(Part of a data file)

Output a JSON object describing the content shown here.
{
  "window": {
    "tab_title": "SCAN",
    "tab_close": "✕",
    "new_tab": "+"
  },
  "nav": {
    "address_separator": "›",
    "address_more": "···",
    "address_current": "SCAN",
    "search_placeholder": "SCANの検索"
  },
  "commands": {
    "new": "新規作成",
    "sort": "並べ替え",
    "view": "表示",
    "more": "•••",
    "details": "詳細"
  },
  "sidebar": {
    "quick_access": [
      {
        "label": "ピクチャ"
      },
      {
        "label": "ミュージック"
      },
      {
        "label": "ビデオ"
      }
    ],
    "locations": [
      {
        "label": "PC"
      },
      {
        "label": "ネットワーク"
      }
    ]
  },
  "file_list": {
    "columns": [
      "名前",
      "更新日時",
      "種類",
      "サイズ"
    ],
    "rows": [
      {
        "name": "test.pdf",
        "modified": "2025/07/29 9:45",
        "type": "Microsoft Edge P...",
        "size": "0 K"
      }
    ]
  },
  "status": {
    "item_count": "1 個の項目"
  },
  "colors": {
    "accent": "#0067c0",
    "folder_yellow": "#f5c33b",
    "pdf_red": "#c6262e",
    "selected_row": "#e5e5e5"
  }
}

## DIRECTIVE
Set down all of the records shown above once more, exactly.

## TASK RESULT
Output a JSON object describing the content shown here.
{
  "window": {
    "tab_title": "SCAN",
    "tab_close": "✕",
    "new_tab": "+"
  },
  "nav": {
    "address_separator": "›",
    "address_more": "···",
    "address_current": "SCAN",
    "search_placeholder": "SCANの検索"
  },
  "commands": {
    "new": "新規作成",
    "sort": "並べ替え",
    "view": "表示",
    "more": "•••",
    "details": "詳細"
  },
  "sidebar": {
    "quick_access": [
      {
        "label": "ピクチャ"
      },
      {
        "label": "ミュージック"
      },
      {
        "label": "ビデオ"
      }
    ],
    "locations": [
      {
        "label": "PC"
      },
      {
        "label": "ネットワーク"
      }
    ]
  },
  "file_list": {
    "columns": [
      "名前",
      "更新日時",
      "種類",
      "サイズ"
    ],
    "rows": [
      {
        "name": "test.pdf",
        "modified": "2025/07/29 9:45",
        "type": "Microsoft Edge P...",
        "size": "0 K"
      }
    ]
  },
  "status": {
    "item_count": "1 個の項目"
  },
  "colors": {
    "accent": "#0067c0",
    "folder_yellow": "#f5c33b",
    "pdf_red": "#c6262e",
    "selected_row": "#e5e5e5"
  }
}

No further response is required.